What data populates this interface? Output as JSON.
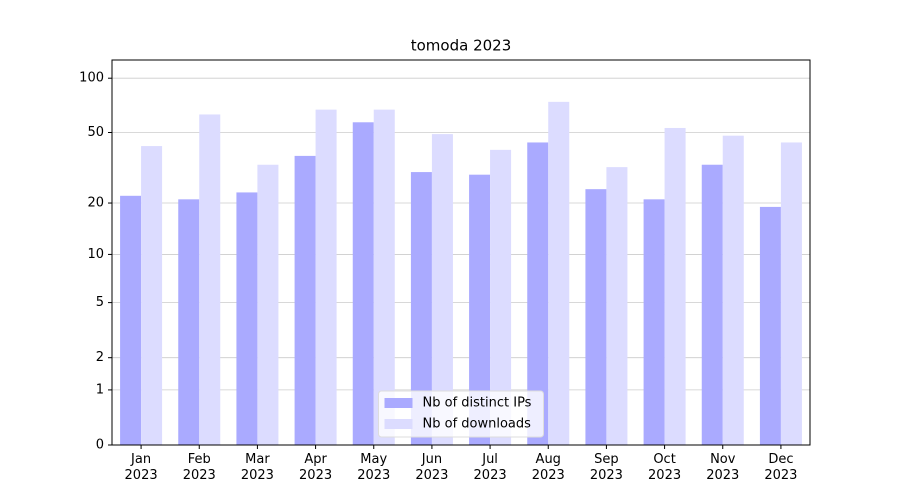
{
  "chart_data": {
    "type": "bar",
    "title": "tomoda 2023",
    "categories": [
      "Jan\n2023",
      "Feb\n2023",
      "Mar\n2023",
      "Apr\n2023",
      "May\n2023",
      "Jun\n2023",
      "Jul\n2023",
      "Aug\n2023",
      "Sep\n2023",
      "Oct\n2023",
      "Nov\n2023",
      "Dec\n2023"
    ],
    "series": [
      {
        "name": "Nb of distinct IPs",
        "color": "#aaaaff",
        "values": [
          22,
          21,
          23,
          37,
          57,
          30,
          29,
          44,
          24,
          21,
          33,
          19
        ]
      },
      {
        "name": "Nb of downloads",
        "color": "#dcdcff",
        "values": [
          42,
          63,
          33,
          67,
          67,
          49,
          40,
          74,
          32,
          53,
          48,
          44
        ]
      }
    ],
    "yscale": "log1p",
    "ylim": [
      0,
      126
    ],
    "yticks": [
      0,
      1,
      2,
      5,
      10,
      20,
      50,
      100
    ],
    "grid": true,
    "legend": "lower center"
  }
}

_Required work_
Return only those lines of the records that contain the string "name".

_Task solution_
        "name": "Nb of distinct IPs",
        "name": "Nb of downloads",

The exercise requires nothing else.